(Collection entries)
========================================

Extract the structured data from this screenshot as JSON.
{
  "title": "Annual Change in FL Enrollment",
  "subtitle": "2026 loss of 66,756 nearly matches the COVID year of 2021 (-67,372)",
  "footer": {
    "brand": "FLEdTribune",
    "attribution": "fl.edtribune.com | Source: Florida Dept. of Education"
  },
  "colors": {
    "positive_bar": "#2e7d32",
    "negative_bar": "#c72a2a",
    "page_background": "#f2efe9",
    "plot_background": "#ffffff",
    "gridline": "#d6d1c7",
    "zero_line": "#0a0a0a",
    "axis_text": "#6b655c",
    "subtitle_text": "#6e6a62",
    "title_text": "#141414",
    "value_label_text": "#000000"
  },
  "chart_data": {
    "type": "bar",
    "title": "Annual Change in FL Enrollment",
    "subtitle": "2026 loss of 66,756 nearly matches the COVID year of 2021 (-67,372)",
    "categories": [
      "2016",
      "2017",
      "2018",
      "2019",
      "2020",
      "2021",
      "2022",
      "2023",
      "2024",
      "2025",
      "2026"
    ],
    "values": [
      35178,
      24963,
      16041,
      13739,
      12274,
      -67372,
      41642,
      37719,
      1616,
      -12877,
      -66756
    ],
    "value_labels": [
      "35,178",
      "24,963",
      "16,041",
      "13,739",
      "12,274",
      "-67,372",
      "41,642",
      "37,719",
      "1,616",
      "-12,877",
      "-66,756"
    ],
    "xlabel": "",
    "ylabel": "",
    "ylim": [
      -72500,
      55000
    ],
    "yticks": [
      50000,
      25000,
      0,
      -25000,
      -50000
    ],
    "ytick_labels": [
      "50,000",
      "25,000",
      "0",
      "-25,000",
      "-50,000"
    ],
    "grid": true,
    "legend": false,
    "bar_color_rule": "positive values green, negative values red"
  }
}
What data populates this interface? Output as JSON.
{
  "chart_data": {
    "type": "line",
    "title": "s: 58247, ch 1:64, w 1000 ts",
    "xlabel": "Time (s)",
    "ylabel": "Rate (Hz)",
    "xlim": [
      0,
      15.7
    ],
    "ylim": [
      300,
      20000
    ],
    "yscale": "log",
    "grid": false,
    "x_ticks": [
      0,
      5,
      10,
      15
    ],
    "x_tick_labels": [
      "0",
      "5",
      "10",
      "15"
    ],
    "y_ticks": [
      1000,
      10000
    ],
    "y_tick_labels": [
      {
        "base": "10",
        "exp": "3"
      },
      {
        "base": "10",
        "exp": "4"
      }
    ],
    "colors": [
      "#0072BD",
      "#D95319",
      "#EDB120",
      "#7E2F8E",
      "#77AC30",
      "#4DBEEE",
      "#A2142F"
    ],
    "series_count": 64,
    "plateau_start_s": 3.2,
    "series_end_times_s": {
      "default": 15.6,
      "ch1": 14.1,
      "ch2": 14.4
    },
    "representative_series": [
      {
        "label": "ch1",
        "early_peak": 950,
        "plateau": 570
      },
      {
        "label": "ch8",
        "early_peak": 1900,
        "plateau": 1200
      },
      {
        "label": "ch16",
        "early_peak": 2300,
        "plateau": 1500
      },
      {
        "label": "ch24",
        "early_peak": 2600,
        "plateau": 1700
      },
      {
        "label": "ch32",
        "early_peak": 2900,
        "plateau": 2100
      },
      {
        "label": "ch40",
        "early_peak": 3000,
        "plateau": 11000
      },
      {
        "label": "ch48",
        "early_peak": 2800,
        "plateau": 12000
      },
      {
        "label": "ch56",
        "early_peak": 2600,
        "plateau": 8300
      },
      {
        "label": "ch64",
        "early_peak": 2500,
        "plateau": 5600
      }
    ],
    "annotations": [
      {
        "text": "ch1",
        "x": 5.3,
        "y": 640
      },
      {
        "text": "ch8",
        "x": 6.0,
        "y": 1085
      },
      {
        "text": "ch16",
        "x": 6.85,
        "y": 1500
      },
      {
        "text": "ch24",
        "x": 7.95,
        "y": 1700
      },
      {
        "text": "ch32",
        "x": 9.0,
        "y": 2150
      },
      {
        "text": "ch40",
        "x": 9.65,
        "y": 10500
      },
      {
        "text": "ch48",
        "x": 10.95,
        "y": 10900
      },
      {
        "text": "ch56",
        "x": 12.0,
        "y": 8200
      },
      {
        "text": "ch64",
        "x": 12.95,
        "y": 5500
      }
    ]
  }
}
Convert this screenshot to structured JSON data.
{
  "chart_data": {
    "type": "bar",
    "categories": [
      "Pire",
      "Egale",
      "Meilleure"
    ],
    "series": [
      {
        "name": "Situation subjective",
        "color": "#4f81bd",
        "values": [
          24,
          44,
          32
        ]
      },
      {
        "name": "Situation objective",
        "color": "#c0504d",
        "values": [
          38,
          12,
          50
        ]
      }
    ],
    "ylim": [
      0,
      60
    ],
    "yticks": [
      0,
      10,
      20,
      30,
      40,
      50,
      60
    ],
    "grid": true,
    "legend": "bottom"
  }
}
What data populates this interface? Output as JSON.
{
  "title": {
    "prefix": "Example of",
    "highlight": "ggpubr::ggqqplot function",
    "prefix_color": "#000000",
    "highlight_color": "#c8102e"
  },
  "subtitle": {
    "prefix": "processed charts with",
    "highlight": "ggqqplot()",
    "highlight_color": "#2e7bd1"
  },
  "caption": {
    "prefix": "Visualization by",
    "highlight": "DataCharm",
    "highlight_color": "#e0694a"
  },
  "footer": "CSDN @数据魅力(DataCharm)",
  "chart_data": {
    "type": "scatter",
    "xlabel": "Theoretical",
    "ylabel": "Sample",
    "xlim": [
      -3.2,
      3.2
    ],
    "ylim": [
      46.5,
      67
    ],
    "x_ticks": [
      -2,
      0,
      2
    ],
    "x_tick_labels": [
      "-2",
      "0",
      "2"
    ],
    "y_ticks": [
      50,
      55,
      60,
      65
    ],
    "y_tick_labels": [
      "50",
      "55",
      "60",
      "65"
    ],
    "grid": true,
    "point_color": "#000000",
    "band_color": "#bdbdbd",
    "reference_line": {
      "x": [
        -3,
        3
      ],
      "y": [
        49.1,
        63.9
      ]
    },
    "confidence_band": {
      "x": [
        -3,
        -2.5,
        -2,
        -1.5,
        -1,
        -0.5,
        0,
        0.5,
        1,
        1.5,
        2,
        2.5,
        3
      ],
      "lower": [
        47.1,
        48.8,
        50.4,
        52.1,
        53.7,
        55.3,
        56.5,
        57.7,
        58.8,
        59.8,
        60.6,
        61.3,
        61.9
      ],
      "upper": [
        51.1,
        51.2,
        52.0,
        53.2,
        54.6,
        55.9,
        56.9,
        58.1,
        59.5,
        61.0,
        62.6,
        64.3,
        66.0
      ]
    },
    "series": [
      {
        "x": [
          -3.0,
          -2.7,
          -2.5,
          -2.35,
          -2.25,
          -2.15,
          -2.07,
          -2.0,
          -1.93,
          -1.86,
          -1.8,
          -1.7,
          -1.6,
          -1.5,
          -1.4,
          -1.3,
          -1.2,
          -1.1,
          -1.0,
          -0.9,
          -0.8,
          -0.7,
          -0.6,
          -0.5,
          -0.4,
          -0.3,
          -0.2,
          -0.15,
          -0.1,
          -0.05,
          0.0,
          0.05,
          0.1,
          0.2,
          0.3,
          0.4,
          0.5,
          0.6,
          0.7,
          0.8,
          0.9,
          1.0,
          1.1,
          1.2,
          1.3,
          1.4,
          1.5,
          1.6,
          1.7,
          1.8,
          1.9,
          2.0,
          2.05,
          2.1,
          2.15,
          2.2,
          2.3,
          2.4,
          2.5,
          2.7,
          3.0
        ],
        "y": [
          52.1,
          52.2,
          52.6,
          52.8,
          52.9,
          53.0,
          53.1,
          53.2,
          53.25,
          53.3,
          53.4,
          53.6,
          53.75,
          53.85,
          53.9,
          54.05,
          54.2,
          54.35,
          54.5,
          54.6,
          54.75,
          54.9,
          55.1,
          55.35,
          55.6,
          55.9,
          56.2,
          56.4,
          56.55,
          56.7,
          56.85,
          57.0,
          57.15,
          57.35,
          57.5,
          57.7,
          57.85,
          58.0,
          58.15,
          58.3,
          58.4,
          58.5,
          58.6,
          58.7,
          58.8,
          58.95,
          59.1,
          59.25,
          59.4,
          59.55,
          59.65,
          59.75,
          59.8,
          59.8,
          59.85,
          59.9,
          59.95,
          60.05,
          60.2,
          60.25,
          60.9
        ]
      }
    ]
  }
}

========================================

■ What needs to be done: List the lines that contain the word "structured".

■ Output for this task:
Extract the structured data from this screenshot as JSON.
Convert this screenshot to structured JSON data.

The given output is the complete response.